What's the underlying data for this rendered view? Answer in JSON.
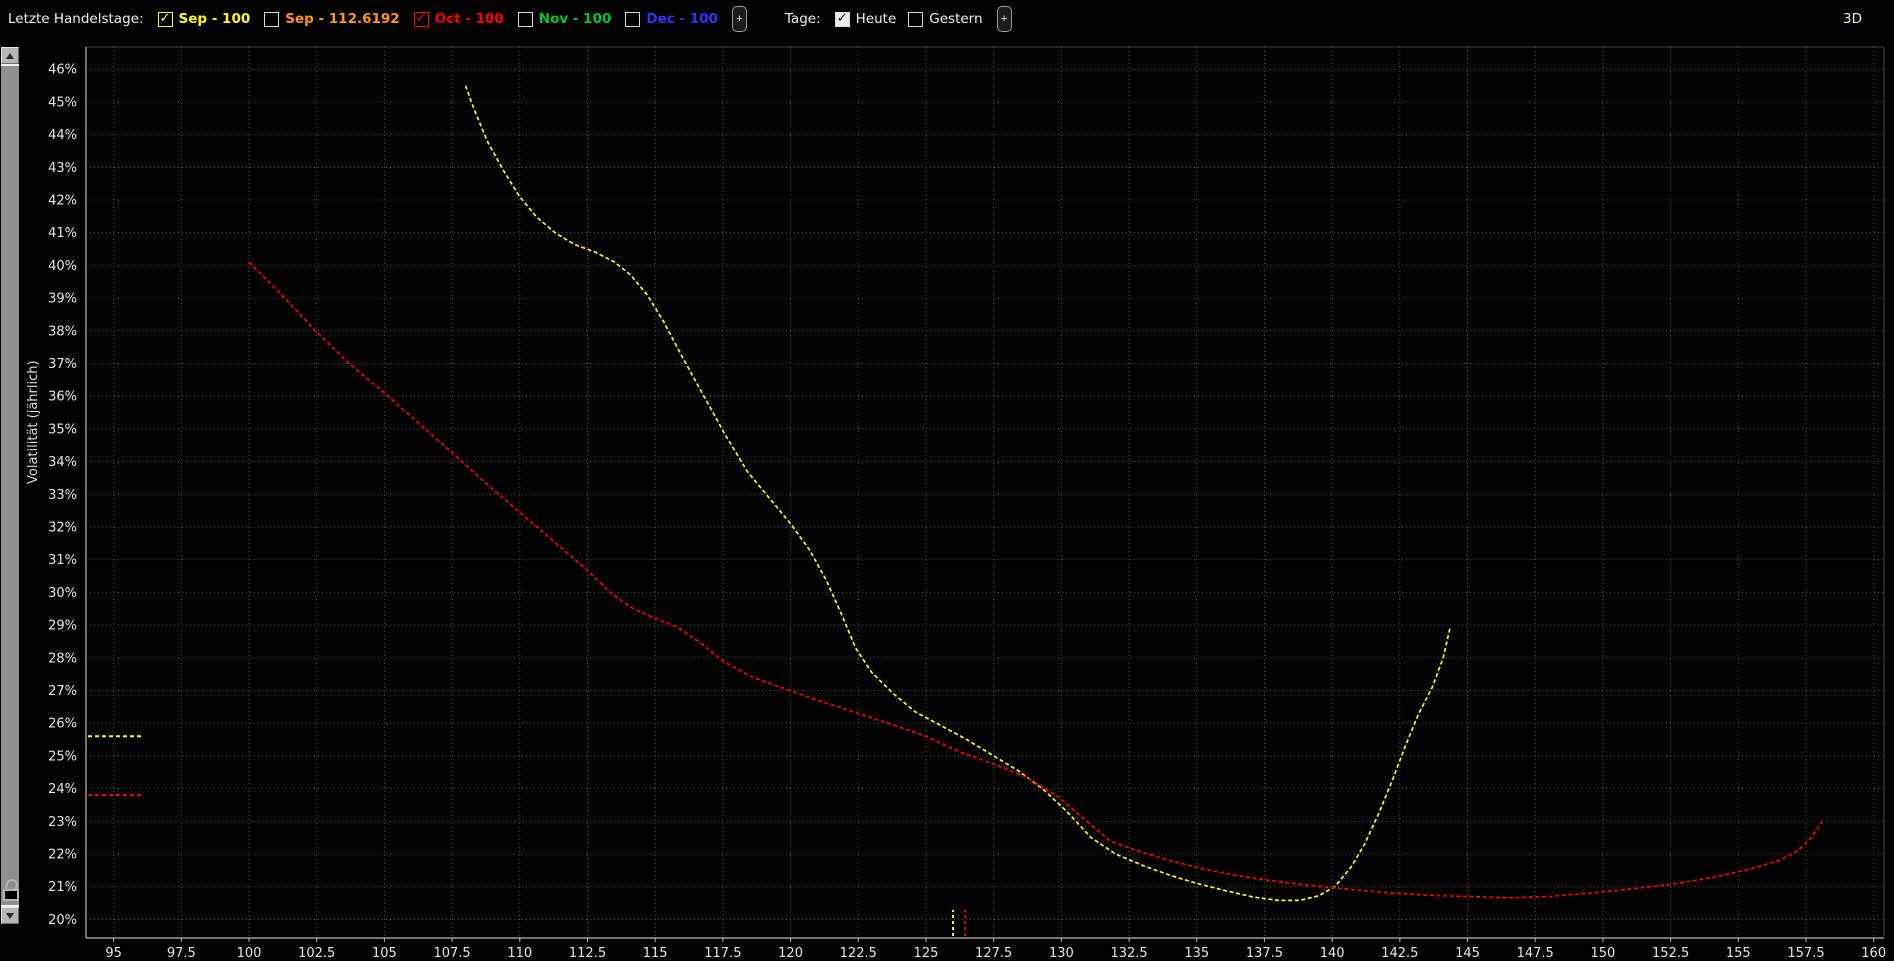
{
  "toolbar": {
    "label": "Letzte Handelstage:",
    "series_toggles": [
      {
        "label": "Sep - 100",
        "color": "#ffff00",
        "checked": true
      },
      {
        "label": "Sep - 112.6192",
        "color": "#ff9900",
        "checked": false
      },
      {
        "label": "Oct - 100",
        "color": "#ff0000",
        "checked": true
      },
      {
        "label": "Nov - 100",
        "color": "#00c832",
        "checked": false
      },
      {
        "label": "Dec - 100",
        "color": "#3232ff",
        "checked": false
      }
    ],
    "plus_label": "+",
    "days_label": "Tage:",
    "day_toggles": [
      {
        "label": "Heute",
        "checked": true
      },
      {
        "label": "Gestern",
        "checked": false
      }
    ],
    "view_3d_label": "3D"
  },
  "icons": {
    "check": "✓",
    "up_arrow": "up-triangle",
    "down_arrow": "down-triangle",
    "unlock": "open-padlock"
  },
  "chart_data": {
    "type": "line",
    "title": "",
    "xlabel": "",
    "ylabel": "Volatilität (jährlich)",
    "grid": true,
    "xlim": [
      93.98,
      160.38
    ],
    "ylim": [
      19.43,
      46.68
    ],
    "x_tick_labels": [
      "95",
      "97.5",
      "100",
      "102.5",
      "105",
      "107.5",
      "110",
      "112.5",
      "115",
      "117.5",
      "120",
      "122.5",
      "125",
      "127.5",
      "130",
      "132.5",
      "135",
      "137.5",
      "140",
      "142.5",
      "145",
      "147.5",
      "150",
      "152.5",
      "155",
      "157.5",
      "160"
    ],
    "y_tick_labels": [
      "20%",
      "21%",
      "22%",
      "23%",
      "24%",
      "25%",
      "26%",
      "27%",
      "28%",
      "29%",
      "30%",
      "31%",
      "32%",
      "33%",
      "34%",
      "35%",
      "36%",
      "37%",
      "38%",
      "39%",
      "40%",
      "41%",
      "42%",
      "43%",
      "44%",
      "45%",
      "46%"
    ],
    "series": [
      {
        "name": "Sep - 100",
        "color": "#ffff00",
        "style": "dashed",
        "points": [
          [
            108.0,
            45.5
          ],
          [
            108.3,
            44.8
          ],
          [
            108.8,
            43.8
          ],
          [
            109.4,
            42.9
          ],
          [
            110.0,
            42.1
          ],
          [
            110.6,
            41.5
          ],
          [
            111.3,
            41.0
          ],
          [
            112.0,
            40.65
          ],
          [
            112.8,
            40.4
          ],
          [
            113.5,
            40.1
          ],
          [
            114.1,
            39.7
          ],
          [
            114.7,
            39.1
          ],
          [
            115.3,
            38.3
          ],
          [
            116.0,
            37.2
          ],
          [
            116.8,
            36.0
          ],
          [
            117.6,
            34.8
          ],
          [
            118.4,
            33.7
          ],
          [
            119.2,
            32.9
          ],
          [
            120.0,
            32.1
          ],
          [
            120.7,
            31.3
          ],
          [
            121.3,
            30.4
          ],
          [
            121.9,
            29.3
          ],
          [
            122.4,
            28.3
          ],
          [
            123.0,
            27.55
          ],
          [
            123.8,
            26.9
          ],
          [
            124.6,
            26.35
          ],
          [
            125.5,
            25.95
          ],
          [
            126.5,
            25.5
          ],
          [
            127.5,
            25.0
          ],
          [
            128.4,
            24.55
          ],
          [
            129.3,
            24.0
          ],
          [
            130.2,
            23.3
          ],
          [
            131.1,
            22.5
          ],
          [
            132.0,
            22.0
          ],
          [
            133.0,
            21.65
          ],
          [
            134.0,
            21.35
          ],
          [
            135.0,
            21.1
          ],
          [
            136.1,
            20.87
          ],
          [
            137.1,
            20.68
          ],
          [
            138.0,
            20.58
          ],
          [
            138.8,
            20.58
          ],
          [
            139.5,
            20.72
          ],
          [
            140.1,
            21.0
          ],
          [
            140.7,
            21.6
          ],
          [
            141.2,
            22.3
          ],
          [
            141.7,
            23.2
          ],
          [
            142.2,
            24.2
          ],
          [
            142.7,
            25.3
          ],
          [
            143.2,
            26.3
          ],
          [
            143.7,
            27.1
          ],
          [
            144.1,
            28.0
          ],
          [
            144.35,
            28.9
          ]
        ]
      },
      {
        "name": "Oct - 100",
        "color": "#ff0000",
        "style": "dashed",
        "points": [
          [
            100.0,
            40.1
          ],
          [
            101.2,
            39.1
          ],
          [
            102.4,
            38.05
          ],
          [
            103.7,
            37.0
          ],
          [
            105.0,
            36.1
          ],
          [
            106.3,
            35.15
          ],
          [
            107.6,
            34.2
          ],
          [
            108.8,
            33.3
          ],
          [
            110.0,
            32.45
          ],
          [
            111.2,
            31.6
          ],
          [
            112.4,
            30.75
          ],
          [
            113.4,
            29.95
          ],
          [
            114.2,
            29.5
          ],
          [
            115.0,
            29.2
          ],
          [
            115.8,
            28.95
          ],
          [
            116.6,
            28.5
          ],
          [
            117.5,
            27.9
          ],
          [
            118.6,
            27.4
          ],
          [
            119.8,
            27.05
          ],
          [
            121.0,
            26.7
          ],
          [
            122.3,
            26.35
          ],
          [
            123.6,
            26.0
          ],
          [
            125.0,
            25.6
          ],
          [
            126.3,
            25.1
          ],
          [
            127.5,
            24.75
          ],
          [
            128.7,
            24.35
          ],
          [
            129.8,
            23.8
          ],
          [
            130.8,
            23.1
          ],
          [
            131.8,
            22.4
          ],
          [
            132.8,
            22.1
          ],
          [
            134.0,
            21.8
          ],
          [
            135.2,
            21.55
          ],
          [
            136.4,
            21.35
          ],
          [
            137.6,
            21.2
          ],
          [
            139.0,
            21.05
          ],
          [
            140.5,
            20.93
          ],
          [
            142.0,
            20.82
          ],
          [
            143.5,
            20.74
          ],
          [
            145.0,
            20.7
          ],
          [
            146.5,
            20.66
          ],
          [
            148.0,
            20.7
          ],
          [
            149.5,
            20.8
          ],
          [
            151.0,
            20.93
          ],
          [
            152.5,
            21.07
          ],
          [
            154.0,
            21.27
          ],
          [
            155.5,
            21.55
          ],
          [
            156.5,
            21.8
          ],
          [
            157.2,
            22.1
          ],
          [
            157.7,
            22.5
          ],
          [
            158.1,
            23.0
          ]
        ]
      }
    ],
    "markers": {
      "left_level_lines": [
        {
          "series": "Sep - 100",
          "vol_pct": 25.6,
          "color": "#ffff00"
        },
        {
          "series": "Oct - 100",
          "vol_pct": 23.8,
          "color": "#ff0000"
        }
      ],
      "bottom_spot_lines": [
        {
          "series": "Sep - 100",
          "x": 126.0,
          "color": "#ffff00"
        },
        {
          "series": "Oct - 100",
          "x": 126.45,
          "color": "#ff0000"
        }
      ]
    }
  }
}
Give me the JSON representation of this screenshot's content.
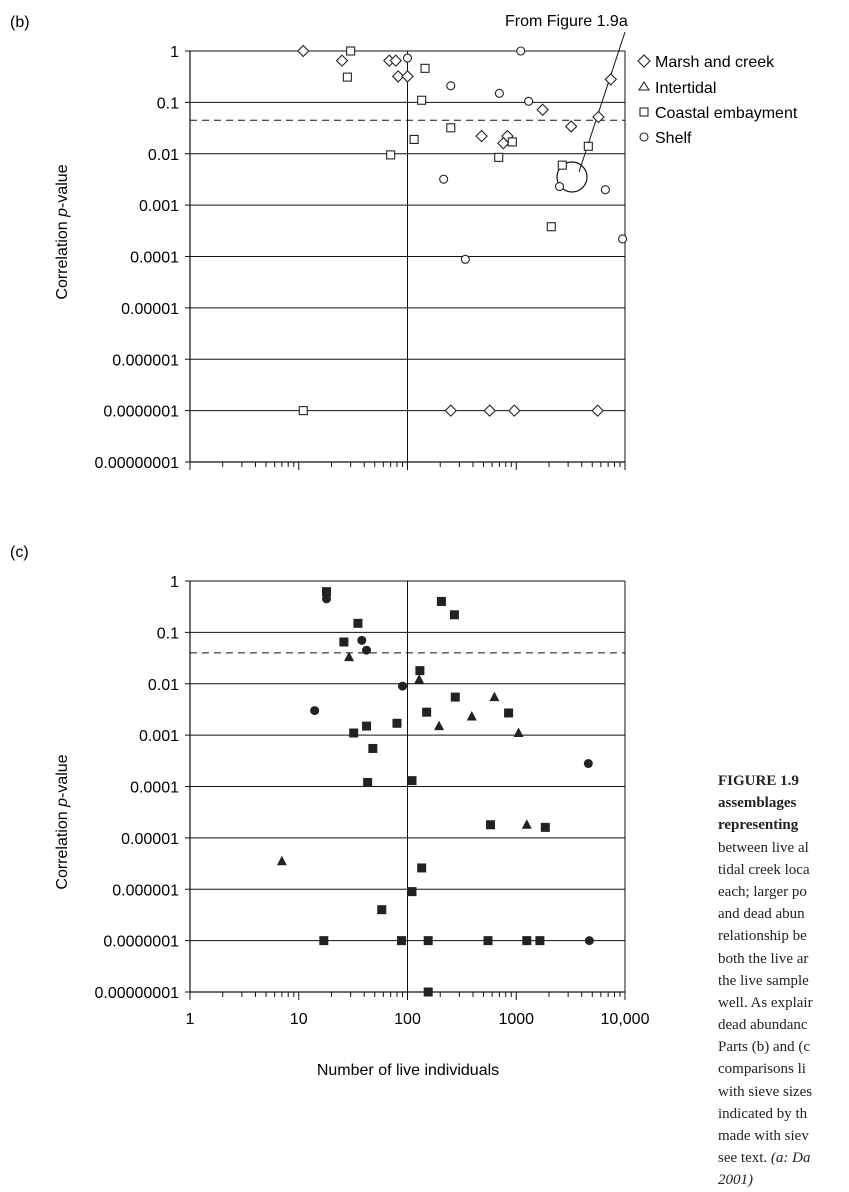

--------------------------------------------------

> _Problem details_
Output the entries above exactly, without their pictures.

> _Written answer_
What's the underlying data for this rendered view? Answer in JSON.
{
  "toolbar": {
    "label": "Letzte Handelstage:",
    "series_toggles": [
      {
        "label": "Sep - 100",
        "color": "#ffff00",
        "checked": true
      },
      {
        "label": "Sep - 112.6192",
        "color": "#ff9900",
        "checked": false
      },
      {
        "label": "Oct - 100",
        "color": "#ff0000",
        "checked": true
      },
      {
        "label": "Nov - 100",
        "color": "#00c832",
        "checked": false
      },
      {
        "label": "Dec - 100",
        "color": "#3232ff",
        "checked": false
      }
    ],
    "plus_label": "+",
    "days_label": "Tage:",
    "day_toggles": [
      {
        "label": "Heute",
        "checked": true
      },
      {
        "label": "Gestern",
        "checked": false
      }
    ],
    "view_3d_label": "3D"
  },
  "icons": {
    "check": "✓",
    "up_arrow": "up-triangle",
    "down_arrow": "down-triangle",
    "unlock": "open-padlock"
  },
  "chart_data": {
    "type": "line",
    "title": "",
    "xlabel": "",
    "ylabel": "Volatilität (jährlich)",
    "grid": true,
    "xlim": [
      93.98,
      160.38
    ],
    "ylim": [
      19.43,
      46.68
    ],
    "x_tick_labels": [
      "95",
      "97.5",
      "100",
      "102.5",
      "105",
      "107.5",
      "110",
      "112.5",
      "115",
      "117.5",
      "120",
      "122.5",
      "125",
      "127.5",
      "130",
      "132.5",
      "135",
      "137.5",
      "140",
      "142.5",
      "145",
      "147.5",
      "150",
      "152.5",
      "155",
      "157.5",
      "160"
    ],
    "y_tick_labels": [
      "20%",
      "21%",
      "22%",
      "23%",
      "24%",
      "25%",
      "26%",
      "27%",
      "28%",
      "29%",
      "30%",
      "31%",
      "32%",
      "33%",
      "34%",
      "35%",
      "36%",
      "37%",
      "38%",
      "39%",
      "40%",
      "41%",
      "42%",
      "43%",
      "44%",
      "45%",
      "46%"
    ],
    "series": [
      {
        "name": "Sep - 100",
        "color": "#ffff00",
        "style": "dashed",
        "points": [
          [
            108.0,
            45.5
          ],
          [
            108.3,
            44.8
          ],
          [
            108.8,
            43.8
          ],
          [
            109.4,
            42.9
          ],
          [
            110.0,
            42.1
          ],
          [
            110.6,
            41.5
          ],
          [
            111.3,
            41.0
          ],
          [
            112.0,
            40.65
          ],
          [
            112.8,
            40.4
          ],
          [
            113.5,
            40.1
          ],
          [
            114.1,
            39.7
          ],
          [
            114.7,
            39.1
          ],
          [
            115.3,
            38.3
          ],
          [
            116.0,
            37.2
          ],
          [
            116.8,
            36.0
          ],
          [
            117.6,
            34.8
          ],
          [
            118.4,
            33.7
          ],
          [
            119.2,
            32.9
          ],
          [
            120.0,
            32.1
          ],
          [
            120.7,
            31.3
          ],
          [
            121.3,
            30.4
          ],
          [
            121.9,
            29.3
          ],
          [
            122.4,
            28.3
          ],
          [
            123.0,
            27.55
          ],
          [
            123.8,
            26.9
          ],
          [
            124.6,
            26.35
          ],
          [
            125.5,
            25.95
          ],
          [
            126.5,
            25.5
          ],
          [
            127.5,
            25.0
          ],
          [
            128.4,
            24.55
          ],
          [
            129.3,
            24.0
          ],
          [
            130.2,
            23.3
          ],
          [
            131.1,
            22.5
          ],
          [
            132.0,
            22.0
          ],
          [
            133.0,
            21.65
          ],
          [
            134.0,
            21.35
          ],
          [
            135.0,
            21.1
          ],
          [
            136.1,
            20.87
          ],
          [
            137.1,
            20.68
          ],
          [
            138.0,
            20.58
          ],
          [
            138.8,
            20.58
          ],
          [
            139.5,
            20.72
          ],
          [
            140.1,
            21.0
          ],
          [
            140.7,
            21.6
          ],
          [
            141.2,
            22.3
          ],
          [
            141.7,
            23.2
          ],
          [
            142.2,
            24.2
          ],
          [
            142.7,
            25.3
          ],
          [
            143.2,
            26.3
          ],
          [
            143.7,
            27.1
          ],
          [
            144.1,
            28.0
          ],
          [
            144.35,
            28.9
          ]
        ]
      },
      {
        "name": "Oct - 100",
        "color": "#ff0000",
        "style": "dashed",
        "points": [
          [
            100.0,
            40.1
          ],
          [
            101.2,
            39.1
          ],
          [
            102.4,
            38.05
          ],
          [
            103.7,
            37.0
          ],
          [
            105.0,
            36.1
          ],
          [
            106.3,
            35.15
          ],
          [
            107.6,
            34.2
          ],
          [
            108.8,
            33.3
          ],
          [
            110.0,
            32.45
          ],
          [
            111.2,
            31.6
          ],
          [
            112.4,
            30.75
          ],
          [
            113.4,
            29.95
          ],
          [
            114.2,
            29.5
          ],
          [
            115.0,
            29.2
          ],
          [
            115.8,
            28.95
          ],
          [
            116.6,
            28.5
          ],
          [
            117.5,
            27.9
          ],
          [
            118.6,
            27.4
          ],
          [
            119.8,
            27.05
          ],
          [
            121.0,
            26.7
          ],
          [
            122.3,
            26.35
          ],
          [
            123.6,
            26.0
          ],
          [
            125.0,
            25.6
          ],
          [
            126.3,
            25.1
          ],
          [
            127.5,
            24.75
          ],
          [
            128.7,
            24.35
          ],
          [
            129.8,
            23.8
          ],
          [
            130.8,
            23.1
          ],
          [
            131.8,
            22.4
          ],
          [
            132.8,
            22.1
          ],
          [
            134.0,
            21.8
          ],
          [
            135.2,
            21.55
          ],
          [
            136.4,
            21.35
          ],
          [
            137.6,
            21.2
          ],
          [
            139.0,
            21.05
          ],
          [
            140.5,
            20.93
          ],
          [
            142.0,
            20.82
          ],
          [
            143.5,
            20.74
          ],
          [
            145.0,
            20.7
          ],
          [
            146.5,
            20.66
          ],
          [
            148.0,
            20.7
          ],
          [
            149.5,
            20.8
          ],
          [
            151.0,
            20.93
          ],
          [
            152.5,
            21.07
          ],
          [
            154.0,
            21.27
          ],
          [
            155.5,
            21.55
          ],
          [
            156.5,
            21.8
          ],
          [
            157.2,
            22.1
          ],
          [
            157.7,
            22.5
          ],
          [
            158.1,
            23.0
          ]
        ]
      }
    ],
    "markers": {
      "left_level_lines": [
        {
          "series": "Sep - 100",
          "vol_pct": 25.6,
          "color": "#ffff00"
        },
        {
          "series": "Oct - 100",
          "vol_pct": 23.8,
          "color": "#ff0000"
        }
      ],
      "bottom_spot_lines": [
        {
          "series": "Sep - 100",
          "x": 126.0,
          "color": "#ffff00"
        },
        {
          "series": "Oct - 100",
          "x": 126.45,
          "color": "#ff0000"
        }
      ]
    }
  }
}
Give me the JSON representation of this screenshot's content.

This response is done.